### What the task asks
In the listing below, please print the line that contains "Transcribe this chart's" and every line that follows it, exactly.

*** Record set

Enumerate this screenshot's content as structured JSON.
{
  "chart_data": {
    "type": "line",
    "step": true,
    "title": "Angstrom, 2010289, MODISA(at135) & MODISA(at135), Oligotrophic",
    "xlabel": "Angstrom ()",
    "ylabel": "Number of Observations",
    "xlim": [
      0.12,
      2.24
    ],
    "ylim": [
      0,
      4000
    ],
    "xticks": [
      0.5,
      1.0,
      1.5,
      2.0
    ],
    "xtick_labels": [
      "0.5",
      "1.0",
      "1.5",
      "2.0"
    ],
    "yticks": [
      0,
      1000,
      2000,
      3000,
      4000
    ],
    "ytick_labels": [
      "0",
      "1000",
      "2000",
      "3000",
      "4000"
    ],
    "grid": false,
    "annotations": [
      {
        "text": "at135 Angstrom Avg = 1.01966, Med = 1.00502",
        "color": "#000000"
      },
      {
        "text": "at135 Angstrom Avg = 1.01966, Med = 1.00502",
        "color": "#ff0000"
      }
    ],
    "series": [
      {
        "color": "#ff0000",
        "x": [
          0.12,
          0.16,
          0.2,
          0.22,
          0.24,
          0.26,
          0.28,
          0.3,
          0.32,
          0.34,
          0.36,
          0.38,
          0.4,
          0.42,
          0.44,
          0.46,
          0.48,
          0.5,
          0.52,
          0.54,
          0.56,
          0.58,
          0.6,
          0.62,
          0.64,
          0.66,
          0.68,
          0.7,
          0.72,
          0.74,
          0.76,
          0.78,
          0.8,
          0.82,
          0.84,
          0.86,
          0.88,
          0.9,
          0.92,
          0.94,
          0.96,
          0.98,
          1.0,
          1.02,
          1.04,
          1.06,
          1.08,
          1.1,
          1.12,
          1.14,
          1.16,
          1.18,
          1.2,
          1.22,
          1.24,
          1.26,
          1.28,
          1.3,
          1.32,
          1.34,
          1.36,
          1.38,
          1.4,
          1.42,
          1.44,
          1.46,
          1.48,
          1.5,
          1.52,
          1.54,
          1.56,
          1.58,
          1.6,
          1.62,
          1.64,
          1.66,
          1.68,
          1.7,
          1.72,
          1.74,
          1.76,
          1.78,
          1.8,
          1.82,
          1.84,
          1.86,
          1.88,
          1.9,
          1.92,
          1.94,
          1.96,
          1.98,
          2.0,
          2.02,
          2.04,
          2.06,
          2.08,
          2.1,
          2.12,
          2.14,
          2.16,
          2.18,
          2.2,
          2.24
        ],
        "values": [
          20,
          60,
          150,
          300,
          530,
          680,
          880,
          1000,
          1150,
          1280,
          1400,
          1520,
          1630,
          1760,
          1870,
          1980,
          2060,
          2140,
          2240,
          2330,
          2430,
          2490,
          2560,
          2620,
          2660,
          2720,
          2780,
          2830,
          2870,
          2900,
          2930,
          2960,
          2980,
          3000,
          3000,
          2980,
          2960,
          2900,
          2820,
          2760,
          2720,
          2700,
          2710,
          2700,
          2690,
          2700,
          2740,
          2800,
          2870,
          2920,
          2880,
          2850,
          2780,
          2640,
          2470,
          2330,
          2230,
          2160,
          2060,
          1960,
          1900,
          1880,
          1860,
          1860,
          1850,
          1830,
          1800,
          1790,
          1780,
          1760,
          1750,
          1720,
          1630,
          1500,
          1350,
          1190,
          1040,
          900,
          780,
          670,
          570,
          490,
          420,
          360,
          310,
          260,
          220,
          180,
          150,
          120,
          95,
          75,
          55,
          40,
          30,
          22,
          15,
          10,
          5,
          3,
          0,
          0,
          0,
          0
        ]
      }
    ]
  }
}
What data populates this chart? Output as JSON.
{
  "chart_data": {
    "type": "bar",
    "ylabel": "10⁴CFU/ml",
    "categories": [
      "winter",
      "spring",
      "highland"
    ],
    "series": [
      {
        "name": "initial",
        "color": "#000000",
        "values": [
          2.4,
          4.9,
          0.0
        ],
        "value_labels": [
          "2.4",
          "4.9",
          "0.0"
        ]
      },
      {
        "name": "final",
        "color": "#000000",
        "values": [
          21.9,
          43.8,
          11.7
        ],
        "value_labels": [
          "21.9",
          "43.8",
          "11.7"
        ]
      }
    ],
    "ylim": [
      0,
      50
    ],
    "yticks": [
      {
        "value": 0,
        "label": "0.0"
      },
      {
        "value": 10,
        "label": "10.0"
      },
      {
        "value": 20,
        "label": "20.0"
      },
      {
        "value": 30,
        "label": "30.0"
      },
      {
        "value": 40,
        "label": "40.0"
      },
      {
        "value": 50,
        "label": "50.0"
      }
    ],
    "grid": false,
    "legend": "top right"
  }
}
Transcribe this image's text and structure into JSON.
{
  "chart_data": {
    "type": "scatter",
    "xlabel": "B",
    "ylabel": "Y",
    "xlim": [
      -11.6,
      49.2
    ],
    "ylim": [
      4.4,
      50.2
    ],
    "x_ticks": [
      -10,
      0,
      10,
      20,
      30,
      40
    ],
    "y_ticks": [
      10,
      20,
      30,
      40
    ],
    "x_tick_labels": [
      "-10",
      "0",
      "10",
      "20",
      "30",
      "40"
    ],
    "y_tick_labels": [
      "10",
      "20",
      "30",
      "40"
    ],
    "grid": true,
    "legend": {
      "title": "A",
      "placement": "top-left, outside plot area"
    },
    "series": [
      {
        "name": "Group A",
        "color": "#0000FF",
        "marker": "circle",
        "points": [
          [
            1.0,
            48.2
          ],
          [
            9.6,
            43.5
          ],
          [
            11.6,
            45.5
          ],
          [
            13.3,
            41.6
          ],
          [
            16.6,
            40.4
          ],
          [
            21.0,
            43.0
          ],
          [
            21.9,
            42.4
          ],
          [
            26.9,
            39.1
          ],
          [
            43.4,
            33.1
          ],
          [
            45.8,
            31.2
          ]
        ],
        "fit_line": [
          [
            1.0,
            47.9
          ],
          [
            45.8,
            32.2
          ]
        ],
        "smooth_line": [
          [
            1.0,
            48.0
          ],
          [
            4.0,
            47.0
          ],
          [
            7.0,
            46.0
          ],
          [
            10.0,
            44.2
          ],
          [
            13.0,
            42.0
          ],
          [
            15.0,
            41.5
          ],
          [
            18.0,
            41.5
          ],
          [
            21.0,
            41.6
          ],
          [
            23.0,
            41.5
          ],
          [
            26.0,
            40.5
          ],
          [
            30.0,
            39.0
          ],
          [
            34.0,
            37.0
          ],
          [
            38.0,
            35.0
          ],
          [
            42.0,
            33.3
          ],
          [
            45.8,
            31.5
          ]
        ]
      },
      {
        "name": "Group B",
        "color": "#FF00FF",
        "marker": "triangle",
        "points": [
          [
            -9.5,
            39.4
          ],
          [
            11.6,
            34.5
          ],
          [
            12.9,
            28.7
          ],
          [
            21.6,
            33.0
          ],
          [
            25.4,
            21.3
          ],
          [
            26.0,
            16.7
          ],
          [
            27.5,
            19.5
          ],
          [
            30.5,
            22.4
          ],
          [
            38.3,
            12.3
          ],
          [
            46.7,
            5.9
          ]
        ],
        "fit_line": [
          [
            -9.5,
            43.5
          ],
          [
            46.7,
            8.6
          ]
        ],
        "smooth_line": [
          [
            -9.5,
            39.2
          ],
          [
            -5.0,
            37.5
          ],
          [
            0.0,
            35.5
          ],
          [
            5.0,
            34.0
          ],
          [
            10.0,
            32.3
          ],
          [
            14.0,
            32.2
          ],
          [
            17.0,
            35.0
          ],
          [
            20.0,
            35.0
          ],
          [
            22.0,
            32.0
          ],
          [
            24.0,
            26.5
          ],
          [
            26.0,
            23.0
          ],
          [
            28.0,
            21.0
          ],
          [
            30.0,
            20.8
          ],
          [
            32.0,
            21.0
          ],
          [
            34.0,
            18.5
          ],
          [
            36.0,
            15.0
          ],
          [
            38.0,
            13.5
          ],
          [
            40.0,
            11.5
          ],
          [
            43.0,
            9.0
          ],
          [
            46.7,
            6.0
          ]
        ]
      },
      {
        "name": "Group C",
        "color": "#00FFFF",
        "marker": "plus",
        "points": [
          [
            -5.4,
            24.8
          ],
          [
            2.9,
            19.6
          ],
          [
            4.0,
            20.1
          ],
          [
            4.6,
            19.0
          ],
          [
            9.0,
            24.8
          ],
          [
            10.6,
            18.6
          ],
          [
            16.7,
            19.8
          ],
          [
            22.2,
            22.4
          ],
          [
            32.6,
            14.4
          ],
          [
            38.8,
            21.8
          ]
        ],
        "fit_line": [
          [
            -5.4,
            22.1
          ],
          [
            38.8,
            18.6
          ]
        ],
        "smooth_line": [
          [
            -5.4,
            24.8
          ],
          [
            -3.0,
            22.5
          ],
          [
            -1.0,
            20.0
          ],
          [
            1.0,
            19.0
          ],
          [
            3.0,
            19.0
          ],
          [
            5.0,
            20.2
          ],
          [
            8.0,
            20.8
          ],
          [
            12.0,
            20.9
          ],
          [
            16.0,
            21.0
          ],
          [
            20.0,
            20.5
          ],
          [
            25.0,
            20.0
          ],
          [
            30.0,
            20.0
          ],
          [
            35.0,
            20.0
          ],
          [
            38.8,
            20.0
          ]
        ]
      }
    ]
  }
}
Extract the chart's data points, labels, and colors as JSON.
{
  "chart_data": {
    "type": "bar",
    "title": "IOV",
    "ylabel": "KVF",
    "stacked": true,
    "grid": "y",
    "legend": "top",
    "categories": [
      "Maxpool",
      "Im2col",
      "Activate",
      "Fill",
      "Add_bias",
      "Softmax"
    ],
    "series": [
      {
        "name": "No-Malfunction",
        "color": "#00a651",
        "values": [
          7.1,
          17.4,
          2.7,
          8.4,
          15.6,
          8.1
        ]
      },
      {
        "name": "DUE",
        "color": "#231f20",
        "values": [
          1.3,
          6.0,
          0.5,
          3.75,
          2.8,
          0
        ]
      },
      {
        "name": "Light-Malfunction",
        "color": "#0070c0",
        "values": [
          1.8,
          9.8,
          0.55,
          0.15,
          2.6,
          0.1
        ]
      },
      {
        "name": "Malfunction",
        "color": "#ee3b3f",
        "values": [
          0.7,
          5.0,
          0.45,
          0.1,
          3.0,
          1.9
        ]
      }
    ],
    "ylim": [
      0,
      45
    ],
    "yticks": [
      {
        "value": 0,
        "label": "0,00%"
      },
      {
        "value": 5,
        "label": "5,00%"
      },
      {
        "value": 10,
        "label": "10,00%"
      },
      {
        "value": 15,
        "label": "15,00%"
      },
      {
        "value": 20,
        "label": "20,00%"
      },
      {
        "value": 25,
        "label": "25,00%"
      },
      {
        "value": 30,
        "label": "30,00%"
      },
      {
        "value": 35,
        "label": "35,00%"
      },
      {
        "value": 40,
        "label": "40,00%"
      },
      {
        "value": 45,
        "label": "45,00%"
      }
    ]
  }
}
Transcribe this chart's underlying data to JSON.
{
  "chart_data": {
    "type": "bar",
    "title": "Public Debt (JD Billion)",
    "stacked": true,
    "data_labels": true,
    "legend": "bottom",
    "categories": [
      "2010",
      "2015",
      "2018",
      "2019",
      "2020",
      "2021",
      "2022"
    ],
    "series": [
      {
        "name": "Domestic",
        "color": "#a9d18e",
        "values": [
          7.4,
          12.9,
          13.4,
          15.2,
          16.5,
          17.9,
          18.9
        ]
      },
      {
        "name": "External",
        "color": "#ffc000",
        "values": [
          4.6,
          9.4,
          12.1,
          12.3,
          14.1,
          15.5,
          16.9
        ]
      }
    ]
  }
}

******

### Expected answer
Transcribe this chart's underlying data to JSON.
{
  "chart_data": {
    "type": "bar",
    "title": "Public Debt (JD Billion)",
    "stacked": true,
    "data_labels": true,
    "legend": "bottom",
    "categories": [
      "2010",
      "2015",
      "2018",
      "2019",
      "2020",
      "2021",
      "2022"
    ],
    "series": [
      {
        "name": "Domestic",
        "color": "#a9d18e",
        "values": [
          7.4,
          12.9,
          13.4,
          15.2,
          16.5,
          17.9,
          18.9
        ]
      },
      {
        "name": "External",
        "color": "#ffc000",
        "values": [
          4.6,
          9.4,
          12.1,
          12.3,
          14.1,
          15.5,
          16.9
        ]
      }
    ]
  }
}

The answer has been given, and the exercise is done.